▶
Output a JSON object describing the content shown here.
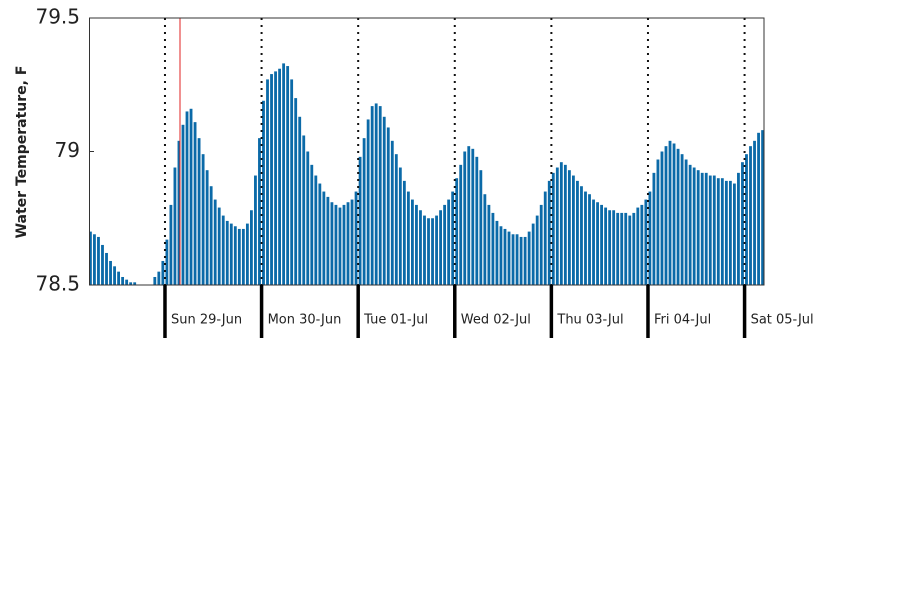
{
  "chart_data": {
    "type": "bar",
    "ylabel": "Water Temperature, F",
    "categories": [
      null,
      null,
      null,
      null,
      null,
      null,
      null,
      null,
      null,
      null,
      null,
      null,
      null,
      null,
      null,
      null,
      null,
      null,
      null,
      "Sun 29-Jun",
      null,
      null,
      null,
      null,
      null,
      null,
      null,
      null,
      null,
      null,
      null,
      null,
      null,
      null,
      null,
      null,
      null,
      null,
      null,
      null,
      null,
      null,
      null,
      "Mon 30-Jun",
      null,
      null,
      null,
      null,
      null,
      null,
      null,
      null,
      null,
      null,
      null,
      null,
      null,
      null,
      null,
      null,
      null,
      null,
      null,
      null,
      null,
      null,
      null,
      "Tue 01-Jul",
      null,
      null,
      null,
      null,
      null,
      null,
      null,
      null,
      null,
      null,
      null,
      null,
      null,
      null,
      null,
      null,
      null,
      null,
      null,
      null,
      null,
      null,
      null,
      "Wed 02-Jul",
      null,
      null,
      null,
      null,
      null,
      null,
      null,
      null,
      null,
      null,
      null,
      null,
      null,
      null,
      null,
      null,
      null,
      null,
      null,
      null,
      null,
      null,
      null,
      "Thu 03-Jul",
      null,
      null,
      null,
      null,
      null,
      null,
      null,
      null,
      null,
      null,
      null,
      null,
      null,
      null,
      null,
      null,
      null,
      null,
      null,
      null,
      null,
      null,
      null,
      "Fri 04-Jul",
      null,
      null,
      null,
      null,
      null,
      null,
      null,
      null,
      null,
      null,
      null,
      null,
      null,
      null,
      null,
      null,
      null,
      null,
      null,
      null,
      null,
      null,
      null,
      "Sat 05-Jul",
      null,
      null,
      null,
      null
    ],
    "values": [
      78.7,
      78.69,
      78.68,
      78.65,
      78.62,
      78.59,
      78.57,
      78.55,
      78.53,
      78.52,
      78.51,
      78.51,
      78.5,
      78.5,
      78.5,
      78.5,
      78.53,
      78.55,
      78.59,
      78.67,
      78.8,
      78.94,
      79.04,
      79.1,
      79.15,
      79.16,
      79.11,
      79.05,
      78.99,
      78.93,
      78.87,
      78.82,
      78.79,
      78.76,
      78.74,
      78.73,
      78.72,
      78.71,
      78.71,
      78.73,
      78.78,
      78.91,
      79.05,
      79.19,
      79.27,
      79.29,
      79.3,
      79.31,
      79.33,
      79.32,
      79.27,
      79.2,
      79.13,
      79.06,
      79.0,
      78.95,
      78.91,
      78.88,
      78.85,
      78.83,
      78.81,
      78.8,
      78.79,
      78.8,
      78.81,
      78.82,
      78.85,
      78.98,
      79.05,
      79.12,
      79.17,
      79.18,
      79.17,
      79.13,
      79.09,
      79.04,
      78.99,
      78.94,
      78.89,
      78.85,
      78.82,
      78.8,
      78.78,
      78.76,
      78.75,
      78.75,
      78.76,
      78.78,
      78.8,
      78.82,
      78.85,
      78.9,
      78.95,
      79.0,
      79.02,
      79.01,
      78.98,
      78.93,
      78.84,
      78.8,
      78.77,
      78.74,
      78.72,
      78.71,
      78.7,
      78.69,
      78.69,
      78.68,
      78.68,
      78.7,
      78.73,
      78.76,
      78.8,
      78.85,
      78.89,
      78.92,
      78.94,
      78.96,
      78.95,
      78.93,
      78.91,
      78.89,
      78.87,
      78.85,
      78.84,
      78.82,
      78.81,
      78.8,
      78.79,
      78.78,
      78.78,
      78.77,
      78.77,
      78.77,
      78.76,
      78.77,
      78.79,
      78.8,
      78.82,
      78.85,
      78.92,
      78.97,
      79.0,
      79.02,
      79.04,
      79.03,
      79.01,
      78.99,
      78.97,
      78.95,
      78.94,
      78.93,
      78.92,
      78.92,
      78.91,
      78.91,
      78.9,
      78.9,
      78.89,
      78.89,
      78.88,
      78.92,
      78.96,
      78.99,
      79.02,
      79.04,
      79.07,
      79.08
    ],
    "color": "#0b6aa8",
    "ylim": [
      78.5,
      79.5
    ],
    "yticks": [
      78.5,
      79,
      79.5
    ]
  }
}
◀
• [GIVEN REQUEST]: Give an exact reproduction of every line, leaving out any picture.

• [TASK ANSWER]:
Output a JSON object describing the content shown here.
{
  "chart_data": {
    "type": "bar",
    "ylabel": "Water Temperature, F",
    "categories": [
      null,
      null,
      null,
      null,
      null,
      null,
      null,
      null,
      null,
      null,
      null,
      null,
      null,
      null,
      null,
      null,
      null,
      null,
      null,
      "Sun 29-Jun",
      null,
      null,
      null,
      null,
      null,
      null,
      null,
      null,
      null,
      null,
      null,
      null,
      null,
      null,
      null,
      null,
      null,
      null,
      null,
      null,
      null,
      null,
      null,
      "Mon 30-Jun",
      null,
      null,
      null,
      null,
      null,
      null,
      null,
      null,
      null,
      null,
      null,
      null,
      null,
      null,
      null,
      null,
      null,
      null,
      null,
      null,
      null,
      null,
      null,
      "Tue 01-Jul",
      null,
      null,
      null,
      null,
      null,
      null,
      null,
      null,
      null,
      null,
      null,
      null,
      null,
      null,
      null,
      null,
      null,
      null,
      null,
      null,
      null,
      null,
      null,
      "Wed 02-Jul",
      null,
      null,
      null,
      null,
      null,
      null,
      null,
      null,
      null,
      null,
      null,
      null,
      null,
      null,
      null,
      null,
      null,
      null,
      null,
      null,
      null,
      null,
      null,
      "Thu 03-Jul",
      null,
      null,
      null,
      null,
      null,
      null,
      null,
      null,
      null,
      null,
      null,
      null,
      null,
      null,
      null,
      null,
      null,
      null,
      null,
      null,
      null,
      null,
      null,
      "Fri 04-Jul",
      null,
      null,
      null,
      null,
      null,
      null,
      null,
      null,
      null,
      null,
      null,
      null,
      null,
      null,
      null,
      null,
      null,
      null,
      null,
      null,
      null,
      null,
      null,
      "Sat 05-Jul",
      null,
      null,
      null,
      null
    ],
    "values": [
      78.7,
      78.69,
      78.68,
      78.65,
      78.62,
      78.59,
      78.57,
      78.55,
      78.53,
      78.52,
      78.51,
      78.51,
      78.5,
      78.5,
      78.5,
      78.5,
      78.53,
      78.55,
      78.59,
      78.67,
      78.8,
      78.94,
      79.04,
      79.1,
      79.15,
      79.16,
      79.11,
      79.05,
      78.99,
      78.93,
      78.87,
      78.82,
      78.79,
      78.76,
      78.74,
      78.73,
      78.72,
      78.71,
      78.71,
      78.73,
      78.78,
      78.91,
      79.05,
      79.19,
      79.27,
      79.29,
      79.3,
      79.31,
      79.33,
      79.32,
      79.27,
      79.2,
      79.13,
      79.06,
      79.0,
      78.95,
      78.91,
      78.88,
      78.85,
      78.83,
      78.81,
      78.8,
      78.79,
      78.8,
      78.81,
      78.82,
      78.85,
      78.98,
      79.05,
      79.12,
      79.17,
      79.18,
      79.17,
      79.13,
      79.09,
      79.04,
      78.99,
      78.94,
      78.89,
      78.85,
      78.82,
      78.8,
      78.78,
      78.76,
      78.75,
      78.75,
      78.76,
      78.78,
      78.8,
      78.82,
      78.85,
      78.9,
      78.95,
      79.0,
      79.02,
      79.01,
      78.98,
      78.93,
      78.84,
      78.8,
      78.77,
      78.74,
      78.72,
      78.71,
      78.7,
      78.69,
      78.69,
      78.68,
      78.68,
      78.7,
      78.73,
      78.76,
      78.8,
      78.85,
      78.89,
      78.92,
      78.94,
      78.96,
      78.95,
      78.93,
      78.91,
      78.89,
      78.87,
      78.85,
      78.84,
      78.82,
      78.81,
      78.8,
      78.79,
      78.78,
      78.78,
      78.77,
      78.77,
      78.77,
      78.76,
      78.77,
      78.79,
      78.8,
      78.82,
      78.85,
      78.92,
      78.97,
      79.0,
      79.02,
      79.04,
      79.03,
      79.01,
      78.99,
      78.97,
      78.95,
      78.94,
      78.93,
      78.92,
      78.92,
      78.91,
      78.91,
      78.9,
      78.9,
      78.89,
      78.89,
      78.88,
      78.92,
      78.96,
      78.99,
      79.02,
      79.04,
      79.07,
      79.08
    ],
    "color": "#0b6aa8",
    "ylim": [
      78.5,
      79.5
    ],
    "yticks": [
      78.5,
      79,
      79.5
    ]
  }
}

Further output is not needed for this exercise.